=== Given records ===

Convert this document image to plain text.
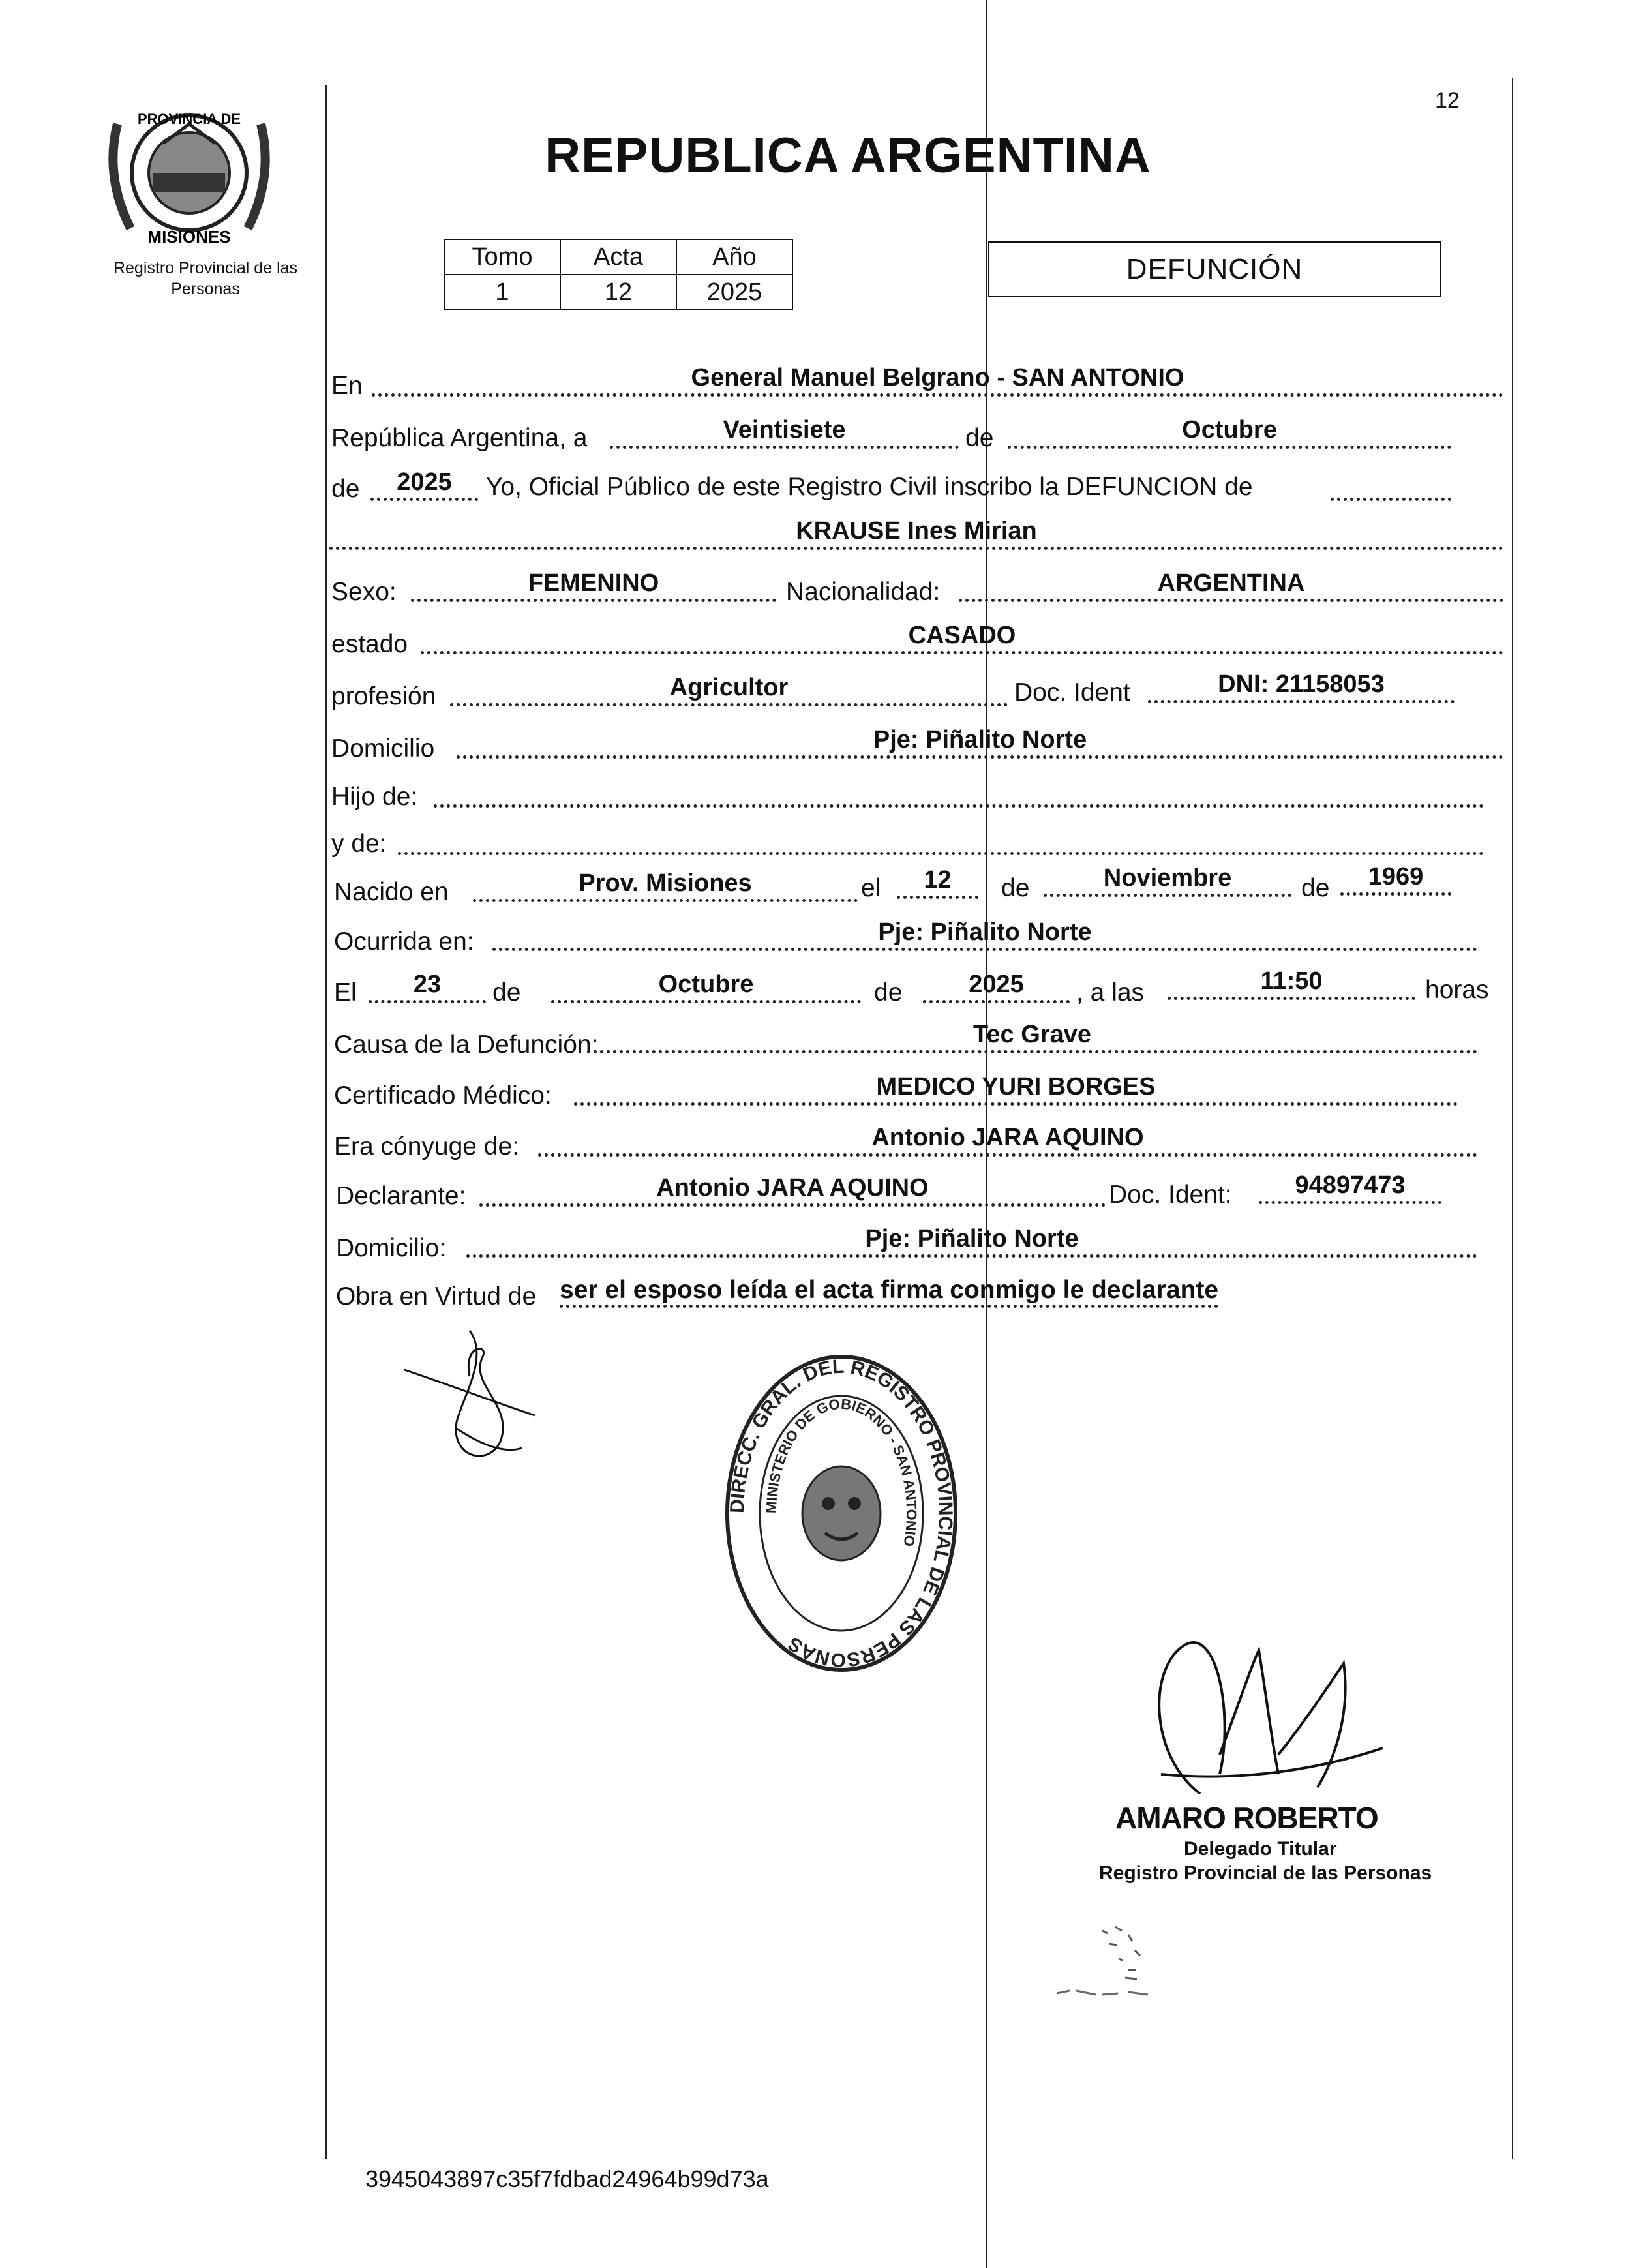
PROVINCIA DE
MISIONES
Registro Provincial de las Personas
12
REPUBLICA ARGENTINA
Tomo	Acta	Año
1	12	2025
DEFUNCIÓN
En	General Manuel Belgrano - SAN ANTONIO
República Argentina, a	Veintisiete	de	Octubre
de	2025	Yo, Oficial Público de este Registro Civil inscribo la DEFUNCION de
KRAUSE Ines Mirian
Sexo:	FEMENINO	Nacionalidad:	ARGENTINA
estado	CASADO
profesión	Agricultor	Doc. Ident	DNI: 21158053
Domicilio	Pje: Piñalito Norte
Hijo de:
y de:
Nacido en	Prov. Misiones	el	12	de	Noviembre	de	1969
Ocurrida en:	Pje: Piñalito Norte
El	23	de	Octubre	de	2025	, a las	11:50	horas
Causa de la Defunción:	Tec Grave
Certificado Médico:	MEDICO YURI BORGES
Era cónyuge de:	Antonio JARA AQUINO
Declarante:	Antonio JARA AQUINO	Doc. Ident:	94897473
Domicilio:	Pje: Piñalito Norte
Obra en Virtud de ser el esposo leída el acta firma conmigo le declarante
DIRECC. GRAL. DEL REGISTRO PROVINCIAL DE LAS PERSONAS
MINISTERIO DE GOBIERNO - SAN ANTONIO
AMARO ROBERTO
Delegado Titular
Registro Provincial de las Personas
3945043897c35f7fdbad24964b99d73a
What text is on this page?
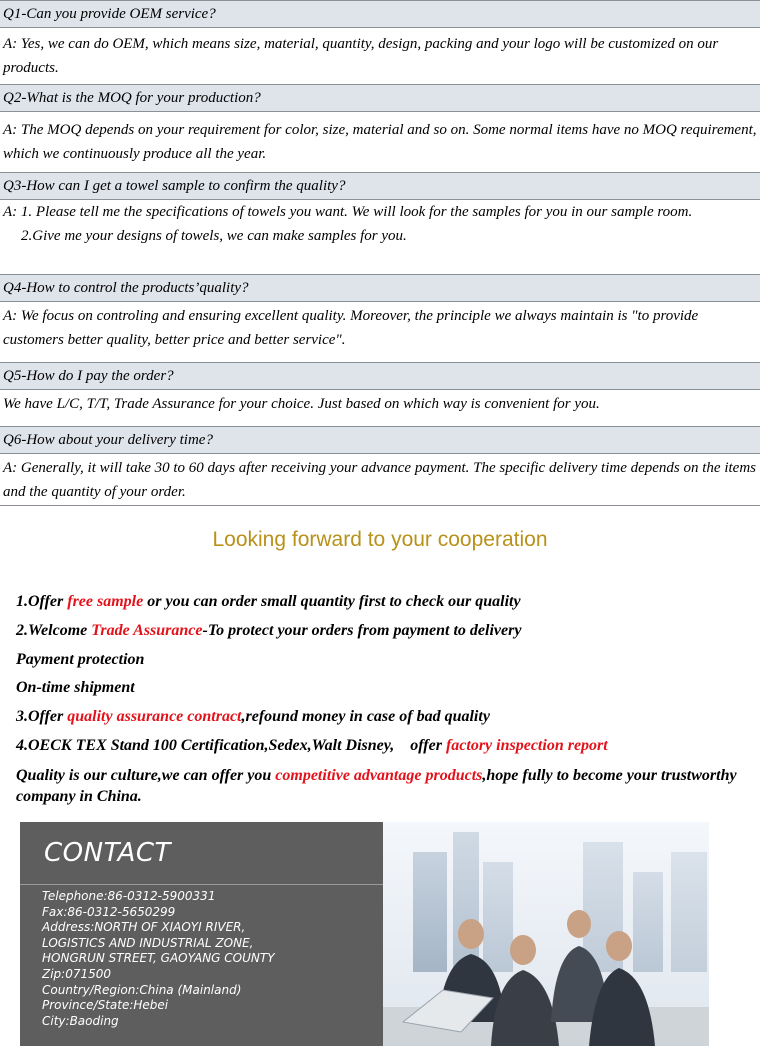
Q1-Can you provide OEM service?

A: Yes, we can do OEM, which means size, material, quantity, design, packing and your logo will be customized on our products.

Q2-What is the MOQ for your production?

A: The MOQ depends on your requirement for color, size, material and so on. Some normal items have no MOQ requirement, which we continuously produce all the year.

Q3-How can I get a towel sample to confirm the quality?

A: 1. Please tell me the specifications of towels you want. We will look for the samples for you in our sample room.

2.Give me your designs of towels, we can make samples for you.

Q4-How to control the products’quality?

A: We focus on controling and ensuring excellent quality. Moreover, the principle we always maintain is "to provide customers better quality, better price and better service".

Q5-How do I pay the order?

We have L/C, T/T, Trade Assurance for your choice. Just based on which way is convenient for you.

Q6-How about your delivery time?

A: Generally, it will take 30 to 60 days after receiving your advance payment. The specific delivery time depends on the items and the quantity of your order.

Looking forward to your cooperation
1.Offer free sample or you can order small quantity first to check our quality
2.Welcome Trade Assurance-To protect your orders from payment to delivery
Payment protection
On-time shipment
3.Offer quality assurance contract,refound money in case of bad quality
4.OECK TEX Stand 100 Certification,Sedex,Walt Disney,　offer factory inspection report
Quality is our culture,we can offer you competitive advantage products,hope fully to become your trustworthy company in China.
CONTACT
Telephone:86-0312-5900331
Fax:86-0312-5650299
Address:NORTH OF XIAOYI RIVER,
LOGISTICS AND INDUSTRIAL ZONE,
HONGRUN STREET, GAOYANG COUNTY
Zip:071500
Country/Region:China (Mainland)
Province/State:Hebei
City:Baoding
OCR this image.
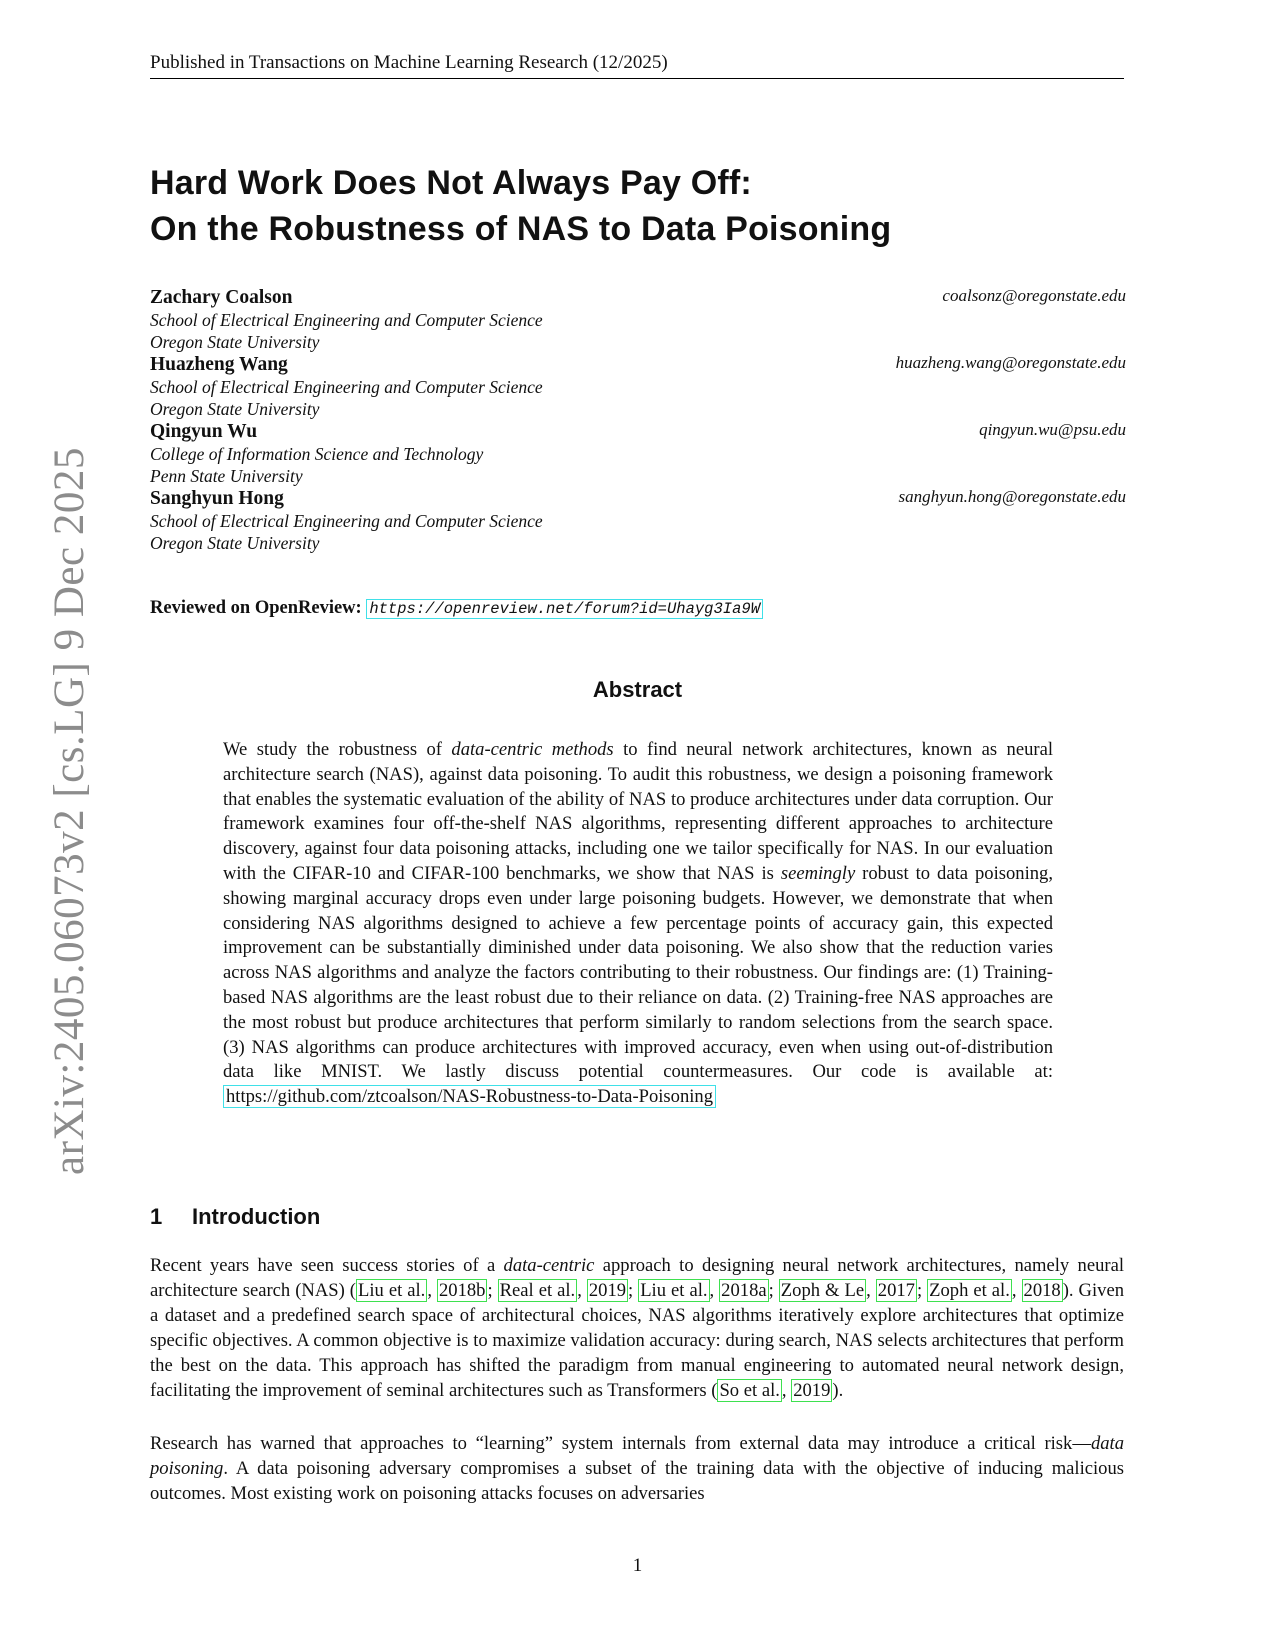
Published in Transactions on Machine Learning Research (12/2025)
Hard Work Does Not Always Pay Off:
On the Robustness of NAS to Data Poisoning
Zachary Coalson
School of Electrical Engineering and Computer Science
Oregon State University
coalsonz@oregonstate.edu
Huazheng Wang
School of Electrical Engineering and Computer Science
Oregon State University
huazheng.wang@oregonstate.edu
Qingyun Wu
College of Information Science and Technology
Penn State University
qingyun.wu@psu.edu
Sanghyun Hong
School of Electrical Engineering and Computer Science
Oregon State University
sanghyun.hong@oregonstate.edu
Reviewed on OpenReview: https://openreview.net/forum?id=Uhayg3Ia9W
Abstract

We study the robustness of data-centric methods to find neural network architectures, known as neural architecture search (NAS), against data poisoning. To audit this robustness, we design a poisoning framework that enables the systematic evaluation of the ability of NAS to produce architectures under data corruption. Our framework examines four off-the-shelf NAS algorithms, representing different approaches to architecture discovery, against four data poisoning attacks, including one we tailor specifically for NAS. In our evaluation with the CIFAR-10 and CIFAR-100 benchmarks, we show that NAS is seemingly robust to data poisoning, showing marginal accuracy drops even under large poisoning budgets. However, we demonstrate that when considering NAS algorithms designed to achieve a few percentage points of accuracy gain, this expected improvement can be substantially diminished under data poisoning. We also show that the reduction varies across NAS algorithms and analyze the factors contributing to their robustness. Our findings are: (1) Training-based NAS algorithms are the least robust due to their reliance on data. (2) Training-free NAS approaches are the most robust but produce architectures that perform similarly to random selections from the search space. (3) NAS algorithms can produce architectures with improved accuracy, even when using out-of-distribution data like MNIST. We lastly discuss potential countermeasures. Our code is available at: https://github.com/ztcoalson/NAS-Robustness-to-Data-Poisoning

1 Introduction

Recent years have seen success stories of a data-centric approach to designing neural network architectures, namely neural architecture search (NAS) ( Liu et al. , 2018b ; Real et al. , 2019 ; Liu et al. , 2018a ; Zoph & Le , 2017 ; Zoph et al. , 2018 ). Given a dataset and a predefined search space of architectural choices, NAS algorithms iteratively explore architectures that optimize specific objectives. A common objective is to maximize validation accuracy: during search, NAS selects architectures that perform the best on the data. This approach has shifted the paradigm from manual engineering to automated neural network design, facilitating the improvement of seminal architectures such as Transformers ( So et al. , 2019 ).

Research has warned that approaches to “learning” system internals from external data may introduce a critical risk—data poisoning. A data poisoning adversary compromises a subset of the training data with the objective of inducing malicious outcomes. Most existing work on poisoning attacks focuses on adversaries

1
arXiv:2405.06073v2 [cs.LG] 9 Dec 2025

===

Short exercise
Omit the pictures, then output the rest of the listing exactly.

Answer to the task
Convert this document image to plain text.
PROVINCIA DE
MISIONES
Registro Provincial de las Personas
12
REPUBLICA ARGENTINA
Tomo	Acta	Año
1	12	2025
DEFUNCIÓN
En	General Manuel Belgrano - SAN ANTONIO
República Argentina, a	Veintisiete	de	Octubre
de	2025	Yo, Oficial Público de este Registro Civil inscribo la DEFUNCION de
KRAUSE Ines Mirian
Sexo:	FEMENINO	Nacionalidad:	ARGENTINA
estado	CASADO
profesión	Agricultor	Doc. Ident	DNI: 21158053
Domicilio	Pje: Piñalito Norte
Hijo de:
y de:
Nacido en	Prov. Misiones	el	12	de	Noviembre	de	1969
Ocurrida en:	Pje: Piñalito Norte
El	23	de	Octubre	de	2025	, a las	11:50	horas
Causa de la Defunción:	Tec Grave
Certificado Médico:	MEDICO YURI BORGES
Era cónyuge de:	Antonio JARA AQUINO
Declarante:	Antonio JARA AQUINO	Doc. Ident:	94897473
Domicilio:	Pje: Piñalito Norte
Obra en Virtud de ser el esposo leída el acta firma conmigo le declarante
DIRECC. GRAL. DEL REGISTRO PROVINCIAL DE LAS PERSONAS
MINISTERIO DE GOBIERNO - SAN ANTONIO
AMARO ROBERTO
Delegado Titular
Registro Provincial de las Personas
3945043897c35f7fdbad24964b99d73a
What text is on this page?
Q1-Can you provide OEM service?

A: Yes, we can do OEM, which means size, material, quantity, design, packing and your logo will be customized on our products.

Q2-What is the MOQ for your production?

A: The MOQ depends on your requirement for color, size, material and so on. Some normal items have no MOQ requirement, which we continuously produce all the year.

Q3-How can I get a towel sample to confirm the quality?

A: 1. Please tell me the specifications of towels you want. We will look for the samples for you in our sample room.

2.Give me your designs of towels, we can make samples for you.

Q4-How to control the products’quality?

A: We focus on controling and ensuring excellent quality. Moreover, the principle we always maintain is "to provide customers better quality, better price and better service".

Q5-How do I pay the order?

We have L/C, T/T, Trade Assurance for your choice. Just based on which way is convenient for you.

Q6-How about your delivery time?

A: Generally, it will take 30 to 60 days after receiving your advance payment. The specific delivery time depends on the items and the quantity of your order.

Looking forward to your cooperation
1.Offer free sample or you can order small quantity first to check our quality
2.Welcome Trade Assurance-To protect your orders from payment to delivery
Payment protection
On-time shipment
3.Offer quality assurance contract,refound money in case of bad quality
4.OECK TEX Stand 100 Certification,Sedex,Walt Disney,　offer factory inspection report
Quality is our culture,we can offer you competitive advantage products,hope fully to become your trustworthy company in China.
CONTACT
Telephone:86-0312-5900331
Fax:86-0312-5650299
Address:NORTH OF XIAOYI RIVER,
LOGISTICS AND INDUSTRIAL ZONE,
HONGRUN STREET, GAOYANG COUNTY
Zip:071500
Country/Region:China (Mainland)
Province/State:Hebei
City:Baoding
OCR this image.
Published in Transactions on Machine Learning Research (12/2025)
Hard Work Does Not Always Pay Off:
On the Robustness of NAS to Data Poisoning
Zachary Coalson
School of Electrical Engineering and Computer Science
Oregon State University
coalsonz@oregonstate.edu
Huazheng Wang
School of Electrical Engineering and Computer Science
Oregon State University
huazheng.wang@oregonstate.edu
Qingyun Wu
College of Information Science and Technology
Penn State University
qingyun.wu@psu.edu
Sanghyun Hong
School of Electrical Engineering and Computer Science
Oregon State University
sanghyun.hong@oregonstate.edu
Reviewed on OpenReview: https://openreview.net/forum?id=Uhayg3Ia9W
Abstract

We study the robustness of data-centric methods to find neural network architectures, known as neural architecture search (NAS), against data poisoning. To audit this robustness, we design a poisoning framework that enables the systematic evaluation of the ability of NAS to produce architectures under data corruption. Our framework examines four off-the-shelf NAS algorithms, representing different approaches to architecture discovery, against four data poisoning attacks, including one we tailor specifically for NAS. In our evaluation with the CIFAR-10 and CIFAR-100 benchmarks, we show that NAS is seemingly robust to data poisoning, showing marginal accuracy drops even under large poisoning budgets. However, we demonstrate that when considering NAS algorithms designed to achieve a few percentage points of accuracy gain, this expected improvement can be substantially diminished under data poisoning. We also show that the reduction varies across NAS algorithms and analyze the factors contributing to their robustness. Our findings are: (1) Training-based NAS algorithms are the least robust due to their reliance on data. (2) Training-free NAS approaches are the most robust but produce architectures that perform similarly to random selections from the search space. (3) NAS algorithms can produce architectures with improved accuracy, even when using out-of-distribution data like MNIST. We lastly discuss potential countermeasures. Our code is available at: https://github.com/ztcoalson/NAS-Robustness-to-Data-Poisoning

1 Introduction

Recent years have seen success stories of a data-centric approach to designing neural network architectures, namely neural architecture search (NAS) ( Liu et al. , 2018b ; Real et al. , 2019 ; Liu et al. , 2018a ; Zoph & Le , 2017 ; Zoph et al. , 2018 ). Given a dataset and a predefined search space of architectural choices, NAS algorithms iteratively explore architectures that optimize specific objectives. A common objective is to maximize validation accuracy: during search, NAS selects architectures that perform the best on the data. This approach has shifted the paradigm from manual engineering to automated neural network design, facilitating the improvement of seminal architectures such as Transformers ( So et al. , 2019 ).

Research has warned that approaches to “learning” system internals from external data may introduce a critical risk—data poisoning. A data poisoning adversary compromises a subset of the training data with the objective of inducing malicious outcomes. Most existing work on poisoning attacks focuses on adversaries

1
arXiv:2405.06073v2 [cs.LG] 9 Dec 2025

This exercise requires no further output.